**PRÉSENTATION DE L'EXERCICE:**
Pour chacune des affirmations suivantes, indiquez par oui ou par non si elle concorde avec le texte sur les lunettes intelligentes présenté plus bas, et citez textuellement les mots du texte qui tranchent la question. (a) Les lunettes Ray-Ban de Meta représentent plus de 80 % des ventes de la catégorie. (b) Les personnes filmées à leur insu disposent de nombreux recours juridiques. (c) Selon Mark Zuckerberg, plus de dix millions de paires ont été vendues.

**TEXTE À ANALYSER:**
Les lunettes intelligentes sont considérées comme une « atteinte à la vie privée », mais les Ray-Ban Meta se vendent mieux que jamais.
Le marché des lunettes connectées est actuellement dominé par Meta, dont le produit Ray-Ban représente plus de 80 % des ventes totales de la catégorie. Conçues en collaboration avec EssilorLuxottica, ces lunettes conservent un style classique tout en dissimulant une caméra, des haut-parleurs et des verres affichant des informations, le tout de manière quasi invisible.
Malgré leur popularité, des cas d'abus sont encore signalés. Les femmes sont souvent filmées à leur insu dans l'espace public et leurs vidéos circulent ensuite en ligne. La prise de photos dans l'espace public étant légale, les victimes disposent de peu de recours juridiques, et certains auteurs exigent même une compensation financière pour que les images soient supprimées.
Cette technologie engendre également des complications internes pour Meta. Des utilisateurs ont porté plainte, affirmant n'avoir pas été informés que leurs enregistrements étaient analysés par des humains à des fins d'entraînement de l'IA. Au Kenya, des employés chargés de cette tâche ont rapporté avoir vu des images explicites, notamment des actes sexuels, dont les propriétaires des lunettes ignoraient même l'existence.
Malgré la controverse, les ventes explosent. Mark Zuckerberg a confirmé que plus de sept millions de paires ont été vendues, faisant de ce produit l'un des appareils électroniques grand public à la croissance la plus rapide. La concurrence est féroce : Apple développe sa propre version pour l'année prochaine, Snap annonce de nouvelles lunettes Specs et Google se prépare à revenir sur le marché après l'échec de Google Glass il y a dix ans.

**DONNÉES:**
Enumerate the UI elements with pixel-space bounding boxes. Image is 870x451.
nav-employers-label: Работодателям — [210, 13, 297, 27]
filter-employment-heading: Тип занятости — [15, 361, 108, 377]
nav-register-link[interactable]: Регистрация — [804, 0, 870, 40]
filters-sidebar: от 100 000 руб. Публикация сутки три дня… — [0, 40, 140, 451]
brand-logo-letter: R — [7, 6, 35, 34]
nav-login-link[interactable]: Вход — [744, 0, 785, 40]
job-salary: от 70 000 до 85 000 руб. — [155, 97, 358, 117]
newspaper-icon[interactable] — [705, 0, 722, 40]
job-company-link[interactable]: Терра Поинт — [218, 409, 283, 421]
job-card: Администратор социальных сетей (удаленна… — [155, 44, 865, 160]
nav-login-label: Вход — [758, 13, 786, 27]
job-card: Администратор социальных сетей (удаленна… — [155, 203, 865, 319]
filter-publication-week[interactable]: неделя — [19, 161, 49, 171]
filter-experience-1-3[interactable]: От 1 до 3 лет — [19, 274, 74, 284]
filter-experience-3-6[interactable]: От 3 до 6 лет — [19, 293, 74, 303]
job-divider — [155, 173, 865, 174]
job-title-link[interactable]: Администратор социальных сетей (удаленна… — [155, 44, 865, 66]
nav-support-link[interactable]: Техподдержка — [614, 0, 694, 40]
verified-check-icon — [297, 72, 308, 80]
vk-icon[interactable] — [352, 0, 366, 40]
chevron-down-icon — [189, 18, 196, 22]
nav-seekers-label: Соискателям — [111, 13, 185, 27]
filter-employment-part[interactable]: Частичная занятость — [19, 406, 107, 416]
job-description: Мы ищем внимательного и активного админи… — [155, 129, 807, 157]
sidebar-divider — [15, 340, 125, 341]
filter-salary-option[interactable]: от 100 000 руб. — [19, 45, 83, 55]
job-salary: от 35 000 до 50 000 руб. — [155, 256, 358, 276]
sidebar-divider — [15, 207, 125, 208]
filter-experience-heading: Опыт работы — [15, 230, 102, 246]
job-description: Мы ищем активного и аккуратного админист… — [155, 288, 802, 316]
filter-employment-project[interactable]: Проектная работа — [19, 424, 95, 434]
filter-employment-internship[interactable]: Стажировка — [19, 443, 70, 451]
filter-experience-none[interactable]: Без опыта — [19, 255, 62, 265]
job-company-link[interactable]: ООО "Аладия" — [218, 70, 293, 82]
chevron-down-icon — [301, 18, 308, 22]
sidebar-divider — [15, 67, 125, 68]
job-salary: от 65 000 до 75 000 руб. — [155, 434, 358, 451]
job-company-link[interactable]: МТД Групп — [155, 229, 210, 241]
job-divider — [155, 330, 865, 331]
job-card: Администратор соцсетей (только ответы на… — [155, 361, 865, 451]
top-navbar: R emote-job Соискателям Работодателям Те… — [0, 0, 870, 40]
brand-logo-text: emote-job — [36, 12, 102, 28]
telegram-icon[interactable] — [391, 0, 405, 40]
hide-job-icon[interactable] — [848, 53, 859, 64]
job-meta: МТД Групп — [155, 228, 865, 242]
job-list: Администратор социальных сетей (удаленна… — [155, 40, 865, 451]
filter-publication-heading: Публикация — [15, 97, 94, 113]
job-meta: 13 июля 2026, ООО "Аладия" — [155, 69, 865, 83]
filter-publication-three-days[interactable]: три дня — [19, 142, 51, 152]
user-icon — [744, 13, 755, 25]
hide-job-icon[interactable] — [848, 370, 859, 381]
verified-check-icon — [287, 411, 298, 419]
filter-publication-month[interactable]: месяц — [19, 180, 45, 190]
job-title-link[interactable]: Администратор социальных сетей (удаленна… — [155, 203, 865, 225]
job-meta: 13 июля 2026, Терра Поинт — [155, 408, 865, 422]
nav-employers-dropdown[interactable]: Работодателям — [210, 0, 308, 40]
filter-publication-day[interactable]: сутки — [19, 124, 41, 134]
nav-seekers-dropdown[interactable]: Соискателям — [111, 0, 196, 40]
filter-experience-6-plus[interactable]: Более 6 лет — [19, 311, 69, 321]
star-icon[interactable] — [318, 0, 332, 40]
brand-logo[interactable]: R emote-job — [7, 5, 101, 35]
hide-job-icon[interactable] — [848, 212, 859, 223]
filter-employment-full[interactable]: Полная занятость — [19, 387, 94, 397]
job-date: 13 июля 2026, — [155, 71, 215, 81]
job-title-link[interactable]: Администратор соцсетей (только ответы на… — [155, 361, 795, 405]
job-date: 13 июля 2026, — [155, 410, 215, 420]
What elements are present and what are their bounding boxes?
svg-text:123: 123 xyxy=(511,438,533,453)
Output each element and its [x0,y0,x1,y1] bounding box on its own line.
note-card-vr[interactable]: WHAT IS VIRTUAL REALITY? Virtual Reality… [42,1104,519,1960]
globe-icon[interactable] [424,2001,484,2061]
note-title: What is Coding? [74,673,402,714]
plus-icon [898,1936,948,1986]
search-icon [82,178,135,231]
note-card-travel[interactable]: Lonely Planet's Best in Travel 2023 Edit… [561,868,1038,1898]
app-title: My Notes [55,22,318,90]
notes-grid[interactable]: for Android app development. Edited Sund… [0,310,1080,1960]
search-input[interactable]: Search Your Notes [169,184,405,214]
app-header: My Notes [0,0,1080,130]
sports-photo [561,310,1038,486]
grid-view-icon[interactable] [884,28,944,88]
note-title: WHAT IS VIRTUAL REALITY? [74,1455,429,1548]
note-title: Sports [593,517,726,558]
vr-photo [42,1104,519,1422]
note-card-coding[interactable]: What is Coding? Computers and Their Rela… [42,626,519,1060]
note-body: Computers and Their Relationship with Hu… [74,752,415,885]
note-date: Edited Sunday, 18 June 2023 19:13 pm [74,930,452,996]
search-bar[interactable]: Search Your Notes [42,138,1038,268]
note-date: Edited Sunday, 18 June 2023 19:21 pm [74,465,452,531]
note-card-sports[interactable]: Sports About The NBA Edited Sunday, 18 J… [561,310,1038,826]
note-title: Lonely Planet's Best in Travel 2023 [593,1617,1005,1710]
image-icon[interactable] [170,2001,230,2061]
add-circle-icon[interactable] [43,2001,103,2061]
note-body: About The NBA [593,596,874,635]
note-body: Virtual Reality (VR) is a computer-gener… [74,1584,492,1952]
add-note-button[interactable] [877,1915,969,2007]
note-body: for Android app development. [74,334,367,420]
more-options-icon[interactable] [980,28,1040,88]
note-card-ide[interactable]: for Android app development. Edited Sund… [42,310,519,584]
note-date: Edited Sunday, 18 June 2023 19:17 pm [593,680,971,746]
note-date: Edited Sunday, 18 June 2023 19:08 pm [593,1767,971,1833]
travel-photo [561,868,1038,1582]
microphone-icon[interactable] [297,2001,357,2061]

**EXERCICE CORRIGÉ:**
(a) Oui : « dont le produit Ray-Ban représente plus de 80 % des ventes totales de la catégorie ».
(b) Non : « les victimes disposent de peu de recours juridiques ».
(c) Non : « plus de sept millions de paires ont été vendues ».